Your task: Isolate every line in the records below with "title" in it.

Records about charts and figures:
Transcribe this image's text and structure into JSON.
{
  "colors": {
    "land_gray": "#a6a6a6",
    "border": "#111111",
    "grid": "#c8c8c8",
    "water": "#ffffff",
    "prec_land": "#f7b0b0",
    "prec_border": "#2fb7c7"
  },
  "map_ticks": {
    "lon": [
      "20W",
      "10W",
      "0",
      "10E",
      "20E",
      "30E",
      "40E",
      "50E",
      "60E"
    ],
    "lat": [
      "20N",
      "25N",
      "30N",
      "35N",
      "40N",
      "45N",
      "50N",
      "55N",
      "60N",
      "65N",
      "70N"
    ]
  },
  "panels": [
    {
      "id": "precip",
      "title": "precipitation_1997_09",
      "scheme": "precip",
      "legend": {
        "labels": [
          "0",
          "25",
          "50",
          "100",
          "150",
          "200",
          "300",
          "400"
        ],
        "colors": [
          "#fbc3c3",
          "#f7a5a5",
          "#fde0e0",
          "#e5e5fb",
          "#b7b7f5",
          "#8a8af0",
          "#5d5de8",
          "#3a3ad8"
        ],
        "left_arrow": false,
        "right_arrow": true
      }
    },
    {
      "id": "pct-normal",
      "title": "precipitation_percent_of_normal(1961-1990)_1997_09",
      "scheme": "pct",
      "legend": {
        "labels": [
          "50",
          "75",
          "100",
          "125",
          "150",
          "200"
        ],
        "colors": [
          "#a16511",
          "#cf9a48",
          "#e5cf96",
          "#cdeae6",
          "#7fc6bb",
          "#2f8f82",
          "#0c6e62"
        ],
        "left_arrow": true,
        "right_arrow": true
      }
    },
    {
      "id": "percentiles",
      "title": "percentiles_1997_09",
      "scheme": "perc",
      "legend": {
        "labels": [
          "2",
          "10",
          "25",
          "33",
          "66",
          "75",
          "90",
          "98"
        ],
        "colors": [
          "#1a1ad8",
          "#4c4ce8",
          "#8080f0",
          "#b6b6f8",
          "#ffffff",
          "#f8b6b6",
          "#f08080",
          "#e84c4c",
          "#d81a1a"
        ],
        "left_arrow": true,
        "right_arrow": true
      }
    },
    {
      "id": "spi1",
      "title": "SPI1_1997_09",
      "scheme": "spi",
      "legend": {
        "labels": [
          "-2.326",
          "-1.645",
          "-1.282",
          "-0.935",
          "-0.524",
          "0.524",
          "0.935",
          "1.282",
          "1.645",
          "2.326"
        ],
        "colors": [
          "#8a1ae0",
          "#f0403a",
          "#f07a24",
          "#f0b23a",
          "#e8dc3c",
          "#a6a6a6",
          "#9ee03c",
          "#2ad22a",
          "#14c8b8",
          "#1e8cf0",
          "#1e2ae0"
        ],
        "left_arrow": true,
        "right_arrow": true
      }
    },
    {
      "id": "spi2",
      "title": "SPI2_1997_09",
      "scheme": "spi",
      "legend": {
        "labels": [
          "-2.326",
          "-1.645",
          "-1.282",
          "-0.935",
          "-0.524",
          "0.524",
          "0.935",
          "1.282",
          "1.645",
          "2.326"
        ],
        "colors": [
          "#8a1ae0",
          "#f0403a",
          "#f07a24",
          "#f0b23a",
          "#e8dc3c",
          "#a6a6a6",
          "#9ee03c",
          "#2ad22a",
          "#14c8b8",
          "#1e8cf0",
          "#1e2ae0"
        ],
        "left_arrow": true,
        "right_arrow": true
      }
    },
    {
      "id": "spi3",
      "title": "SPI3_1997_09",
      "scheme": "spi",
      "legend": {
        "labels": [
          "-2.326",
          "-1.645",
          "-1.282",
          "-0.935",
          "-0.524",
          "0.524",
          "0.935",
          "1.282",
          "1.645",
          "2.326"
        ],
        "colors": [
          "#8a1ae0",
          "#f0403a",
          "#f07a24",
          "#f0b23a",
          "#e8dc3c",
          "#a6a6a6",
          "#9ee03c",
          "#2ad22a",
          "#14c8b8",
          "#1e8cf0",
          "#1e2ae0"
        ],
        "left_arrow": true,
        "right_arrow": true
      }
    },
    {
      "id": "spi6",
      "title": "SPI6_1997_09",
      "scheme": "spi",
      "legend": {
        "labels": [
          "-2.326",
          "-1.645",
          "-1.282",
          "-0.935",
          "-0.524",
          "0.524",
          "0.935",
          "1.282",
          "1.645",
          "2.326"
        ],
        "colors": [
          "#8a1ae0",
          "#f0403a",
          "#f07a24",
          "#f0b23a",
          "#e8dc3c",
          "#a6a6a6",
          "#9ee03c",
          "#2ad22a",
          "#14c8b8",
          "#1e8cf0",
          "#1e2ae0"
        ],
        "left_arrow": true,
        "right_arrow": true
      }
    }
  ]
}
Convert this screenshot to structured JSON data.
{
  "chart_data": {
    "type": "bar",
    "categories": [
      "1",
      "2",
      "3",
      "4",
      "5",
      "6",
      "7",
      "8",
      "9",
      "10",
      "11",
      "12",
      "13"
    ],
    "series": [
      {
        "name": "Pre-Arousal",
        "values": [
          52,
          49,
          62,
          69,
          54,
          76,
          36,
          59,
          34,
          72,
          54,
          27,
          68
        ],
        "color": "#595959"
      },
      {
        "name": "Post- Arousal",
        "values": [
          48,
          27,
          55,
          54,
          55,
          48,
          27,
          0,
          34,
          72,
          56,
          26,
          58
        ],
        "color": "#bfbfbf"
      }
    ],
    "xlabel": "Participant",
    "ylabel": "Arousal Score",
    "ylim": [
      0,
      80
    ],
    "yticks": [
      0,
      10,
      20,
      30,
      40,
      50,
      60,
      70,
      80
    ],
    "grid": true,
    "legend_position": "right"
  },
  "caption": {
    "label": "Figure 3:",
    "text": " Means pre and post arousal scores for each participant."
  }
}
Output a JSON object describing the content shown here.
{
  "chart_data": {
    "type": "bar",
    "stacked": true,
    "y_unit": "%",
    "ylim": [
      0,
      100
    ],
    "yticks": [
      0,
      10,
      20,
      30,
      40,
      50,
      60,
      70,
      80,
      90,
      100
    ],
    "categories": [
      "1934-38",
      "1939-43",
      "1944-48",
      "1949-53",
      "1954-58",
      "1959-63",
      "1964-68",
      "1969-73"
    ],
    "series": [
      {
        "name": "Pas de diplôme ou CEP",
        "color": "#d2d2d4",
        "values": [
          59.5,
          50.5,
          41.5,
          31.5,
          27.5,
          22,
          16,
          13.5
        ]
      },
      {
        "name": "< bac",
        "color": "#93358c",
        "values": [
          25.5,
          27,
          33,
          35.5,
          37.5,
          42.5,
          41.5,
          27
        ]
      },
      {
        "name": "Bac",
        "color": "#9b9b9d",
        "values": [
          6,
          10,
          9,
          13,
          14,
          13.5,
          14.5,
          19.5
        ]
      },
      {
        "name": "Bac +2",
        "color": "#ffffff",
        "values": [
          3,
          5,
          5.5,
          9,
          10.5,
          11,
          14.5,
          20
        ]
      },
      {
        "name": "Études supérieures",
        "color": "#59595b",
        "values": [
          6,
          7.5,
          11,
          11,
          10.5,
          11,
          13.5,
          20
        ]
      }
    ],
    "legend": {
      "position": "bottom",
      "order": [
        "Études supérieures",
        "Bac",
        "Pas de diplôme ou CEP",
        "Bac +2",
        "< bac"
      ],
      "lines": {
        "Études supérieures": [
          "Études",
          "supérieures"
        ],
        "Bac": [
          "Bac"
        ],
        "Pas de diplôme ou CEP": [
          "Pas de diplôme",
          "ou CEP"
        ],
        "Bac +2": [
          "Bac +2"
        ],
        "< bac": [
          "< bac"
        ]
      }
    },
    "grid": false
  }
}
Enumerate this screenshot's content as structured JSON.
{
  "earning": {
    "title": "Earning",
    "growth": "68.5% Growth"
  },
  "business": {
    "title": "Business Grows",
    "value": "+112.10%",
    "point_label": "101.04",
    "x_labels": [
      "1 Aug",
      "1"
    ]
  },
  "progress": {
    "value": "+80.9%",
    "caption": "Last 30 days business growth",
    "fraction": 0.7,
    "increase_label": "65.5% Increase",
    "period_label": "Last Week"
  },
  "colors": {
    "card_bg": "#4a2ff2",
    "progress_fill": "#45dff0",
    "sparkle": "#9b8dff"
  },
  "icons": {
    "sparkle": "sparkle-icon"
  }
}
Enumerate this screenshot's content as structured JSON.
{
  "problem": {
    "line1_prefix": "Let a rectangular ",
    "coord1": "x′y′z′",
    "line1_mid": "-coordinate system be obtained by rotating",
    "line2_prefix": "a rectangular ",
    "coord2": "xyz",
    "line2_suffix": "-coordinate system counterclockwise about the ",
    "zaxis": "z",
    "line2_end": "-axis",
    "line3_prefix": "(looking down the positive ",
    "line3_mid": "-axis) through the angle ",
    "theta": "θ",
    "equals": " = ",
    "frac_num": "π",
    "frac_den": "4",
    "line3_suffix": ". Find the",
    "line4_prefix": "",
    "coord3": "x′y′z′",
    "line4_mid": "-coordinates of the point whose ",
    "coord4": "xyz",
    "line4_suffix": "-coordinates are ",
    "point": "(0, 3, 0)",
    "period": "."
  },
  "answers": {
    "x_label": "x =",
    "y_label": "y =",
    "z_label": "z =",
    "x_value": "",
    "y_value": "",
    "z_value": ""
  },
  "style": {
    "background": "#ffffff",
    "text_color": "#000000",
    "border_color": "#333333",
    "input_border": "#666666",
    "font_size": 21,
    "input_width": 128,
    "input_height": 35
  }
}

Correct output:
      "title": "precipitation_1997_09",
      "title": "precipitation_percent_of_normal(1961-1990)_1997_09",
      "title": "percentiles_1997_09",
      "title": "SPI1_1997_09",
      "title": "SPI2_1997_09",
      "title": "SPI3_1997_09",
      "title": "SPI6_1997_09",
    "title": "Earning",
    "title": "Business Grows",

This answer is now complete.